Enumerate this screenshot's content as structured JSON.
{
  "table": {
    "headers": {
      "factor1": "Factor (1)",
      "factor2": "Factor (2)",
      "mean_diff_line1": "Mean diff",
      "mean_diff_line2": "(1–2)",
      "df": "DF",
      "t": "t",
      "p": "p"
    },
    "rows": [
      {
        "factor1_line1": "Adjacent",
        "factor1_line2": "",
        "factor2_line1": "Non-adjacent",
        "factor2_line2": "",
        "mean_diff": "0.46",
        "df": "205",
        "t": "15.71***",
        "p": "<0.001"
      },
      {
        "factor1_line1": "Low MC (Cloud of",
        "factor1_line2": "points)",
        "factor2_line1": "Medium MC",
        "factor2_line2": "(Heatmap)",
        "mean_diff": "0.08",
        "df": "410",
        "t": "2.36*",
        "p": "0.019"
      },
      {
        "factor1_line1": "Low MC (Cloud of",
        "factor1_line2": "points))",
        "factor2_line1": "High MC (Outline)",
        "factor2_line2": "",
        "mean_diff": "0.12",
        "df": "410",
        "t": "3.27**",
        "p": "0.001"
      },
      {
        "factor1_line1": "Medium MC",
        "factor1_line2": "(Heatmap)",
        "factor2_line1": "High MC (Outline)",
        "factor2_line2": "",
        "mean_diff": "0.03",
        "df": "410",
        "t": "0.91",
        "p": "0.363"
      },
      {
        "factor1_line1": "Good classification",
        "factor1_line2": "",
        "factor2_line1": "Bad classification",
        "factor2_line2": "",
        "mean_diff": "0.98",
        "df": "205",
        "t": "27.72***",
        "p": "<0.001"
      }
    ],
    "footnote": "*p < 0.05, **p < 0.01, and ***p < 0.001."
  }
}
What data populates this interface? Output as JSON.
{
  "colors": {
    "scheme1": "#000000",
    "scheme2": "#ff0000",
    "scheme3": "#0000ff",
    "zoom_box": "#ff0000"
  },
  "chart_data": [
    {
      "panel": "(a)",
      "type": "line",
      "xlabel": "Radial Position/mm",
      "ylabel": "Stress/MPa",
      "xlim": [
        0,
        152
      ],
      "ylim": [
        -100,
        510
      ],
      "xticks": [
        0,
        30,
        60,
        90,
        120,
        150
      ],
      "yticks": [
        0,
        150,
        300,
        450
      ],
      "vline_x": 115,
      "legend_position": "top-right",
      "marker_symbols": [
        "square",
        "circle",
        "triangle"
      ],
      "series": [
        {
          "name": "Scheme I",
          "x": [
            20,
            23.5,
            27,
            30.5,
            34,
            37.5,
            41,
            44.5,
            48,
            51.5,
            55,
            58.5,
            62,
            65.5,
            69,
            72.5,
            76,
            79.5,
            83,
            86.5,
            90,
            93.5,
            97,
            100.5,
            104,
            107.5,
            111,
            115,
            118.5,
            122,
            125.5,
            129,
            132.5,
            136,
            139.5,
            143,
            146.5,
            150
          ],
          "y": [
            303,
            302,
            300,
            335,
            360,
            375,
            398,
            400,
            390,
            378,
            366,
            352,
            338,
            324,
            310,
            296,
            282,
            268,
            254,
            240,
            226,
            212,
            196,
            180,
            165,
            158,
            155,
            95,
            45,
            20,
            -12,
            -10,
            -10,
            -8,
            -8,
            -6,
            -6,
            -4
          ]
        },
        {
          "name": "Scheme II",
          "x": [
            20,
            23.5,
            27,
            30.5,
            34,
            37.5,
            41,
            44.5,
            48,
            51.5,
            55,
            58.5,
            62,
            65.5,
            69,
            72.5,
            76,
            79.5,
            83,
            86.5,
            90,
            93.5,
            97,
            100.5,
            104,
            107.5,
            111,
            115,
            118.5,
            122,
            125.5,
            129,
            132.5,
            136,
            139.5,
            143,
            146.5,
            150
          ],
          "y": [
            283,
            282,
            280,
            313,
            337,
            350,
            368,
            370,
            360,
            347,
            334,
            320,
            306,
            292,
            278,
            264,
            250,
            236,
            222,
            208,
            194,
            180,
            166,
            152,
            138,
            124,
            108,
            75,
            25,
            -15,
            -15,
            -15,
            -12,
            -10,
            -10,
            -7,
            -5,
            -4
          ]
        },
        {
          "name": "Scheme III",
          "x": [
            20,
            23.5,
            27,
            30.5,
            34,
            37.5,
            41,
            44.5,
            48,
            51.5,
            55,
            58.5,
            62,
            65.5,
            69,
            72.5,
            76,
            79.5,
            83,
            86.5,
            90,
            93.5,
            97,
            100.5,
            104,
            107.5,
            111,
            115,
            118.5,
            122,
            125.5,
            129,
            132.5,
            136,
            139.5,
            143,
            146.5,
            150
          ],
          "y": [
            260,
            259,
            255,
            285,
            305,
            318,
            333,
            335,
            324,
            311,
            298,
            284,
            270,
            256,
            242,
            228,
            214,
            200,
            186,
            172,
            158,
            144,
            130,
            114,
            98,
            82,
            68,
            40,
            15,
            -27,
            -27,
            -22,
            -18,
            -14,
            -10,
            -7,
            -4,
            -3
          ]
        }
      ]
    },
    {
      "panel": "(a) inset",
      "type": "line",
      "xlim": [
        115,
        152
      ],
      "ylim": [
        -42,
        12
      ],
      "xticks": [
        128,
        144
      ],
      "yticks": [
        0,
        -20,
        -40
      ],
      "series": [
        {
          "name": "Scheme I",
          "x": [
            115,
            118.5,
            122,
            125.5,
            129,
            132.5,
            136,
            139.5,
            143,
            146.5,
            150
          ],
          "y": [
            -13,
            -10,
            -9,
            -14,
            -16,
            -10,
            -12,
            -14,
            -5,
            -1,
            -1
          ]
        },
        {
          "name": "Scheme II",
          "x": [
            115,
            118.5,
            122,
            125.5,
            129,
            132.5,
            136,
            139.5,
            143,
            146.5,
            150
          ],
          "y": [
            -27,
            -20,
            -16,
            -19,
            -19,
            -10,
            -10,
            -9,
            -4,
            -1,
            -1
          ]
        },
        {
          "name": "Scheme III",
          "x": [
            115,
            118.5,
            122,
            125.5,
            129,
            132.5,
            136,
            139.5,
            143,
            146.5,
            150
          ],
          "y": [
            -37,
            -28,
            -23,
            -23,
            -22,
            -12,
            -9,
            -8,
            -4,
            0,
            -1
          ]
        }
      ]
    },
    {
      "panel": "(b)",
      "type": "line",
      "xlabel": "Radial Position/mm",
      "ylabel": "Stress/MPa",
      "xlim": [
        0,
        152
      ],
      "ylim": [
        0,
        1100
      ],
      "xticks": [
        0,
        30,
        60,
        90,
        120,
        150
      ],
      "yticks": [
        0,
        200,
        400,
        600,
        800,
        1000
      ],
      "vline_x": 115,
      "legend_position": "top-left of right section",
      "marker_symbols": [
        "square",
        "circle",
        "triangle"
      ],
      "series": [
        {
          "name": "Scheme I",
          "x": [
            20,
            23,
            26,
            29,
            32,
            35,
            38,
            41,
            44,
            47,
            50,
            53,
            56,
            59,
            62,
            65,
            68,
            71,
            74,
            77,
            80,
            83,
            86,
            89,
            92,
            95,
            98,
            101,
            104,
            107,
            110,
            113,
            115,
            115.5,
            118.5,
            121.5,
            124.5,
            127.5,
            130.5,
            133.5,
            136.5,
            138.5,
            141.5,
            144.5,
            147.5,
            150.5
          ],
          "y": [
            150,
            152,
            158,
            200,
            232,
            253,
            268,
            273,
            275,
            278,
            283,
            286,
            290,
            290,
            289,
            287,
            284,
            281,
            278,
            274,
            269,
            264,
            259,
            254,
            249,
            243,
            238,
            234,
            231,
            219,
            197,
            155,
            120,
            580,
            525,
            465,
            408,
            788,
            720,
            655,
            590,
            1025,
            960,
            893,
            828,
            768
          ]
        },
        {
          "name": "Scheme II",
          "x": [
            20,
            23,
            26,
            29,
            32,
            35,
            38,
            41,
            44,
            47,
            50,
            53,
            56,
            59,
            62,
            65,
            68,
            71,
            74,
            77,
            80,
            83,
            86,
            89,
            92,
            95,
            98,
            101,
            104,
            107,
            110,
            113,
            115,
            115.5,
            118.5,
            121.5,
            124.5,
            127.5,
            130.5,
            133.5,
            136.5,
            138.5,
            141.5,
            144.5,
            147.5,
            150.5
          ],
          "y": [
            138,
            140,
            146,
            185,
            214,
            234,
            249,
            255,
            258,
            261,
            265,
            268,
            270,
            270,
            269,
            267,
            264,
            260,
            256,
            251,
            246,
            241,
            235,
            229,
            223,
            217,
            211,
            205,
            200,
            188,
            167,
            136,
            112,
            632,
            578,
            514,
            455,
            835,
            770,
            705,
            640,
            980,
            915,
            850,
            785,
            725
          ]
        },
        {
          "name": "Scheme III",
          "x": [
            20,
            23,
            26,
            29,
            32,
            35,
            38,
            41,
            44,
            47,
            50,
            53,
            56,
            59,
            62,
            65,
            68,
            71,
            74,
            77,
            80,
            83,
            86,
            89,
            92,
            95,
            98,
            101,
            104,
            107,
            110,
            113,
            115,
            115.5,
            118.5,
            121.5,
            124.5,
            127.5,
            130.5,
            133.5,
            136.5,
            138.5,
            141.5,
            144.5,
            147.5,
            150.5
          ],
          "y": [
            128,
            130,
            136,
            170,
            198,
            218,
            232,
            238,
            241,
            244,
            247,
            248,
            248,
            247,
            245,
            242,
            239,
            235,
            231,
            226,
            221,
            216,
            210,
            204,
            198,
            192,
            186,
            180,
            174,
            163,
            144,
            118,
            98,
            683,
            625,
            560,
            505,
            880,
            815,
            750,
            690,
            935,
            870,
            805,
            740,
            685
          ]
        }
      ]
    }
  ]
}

*Directions for this task*: Find the lines with the string "classification" and reproduce them.

*Response to the task*:
        "factor1_line1": "Good classification",
        "factor2_line1": "Bad classification",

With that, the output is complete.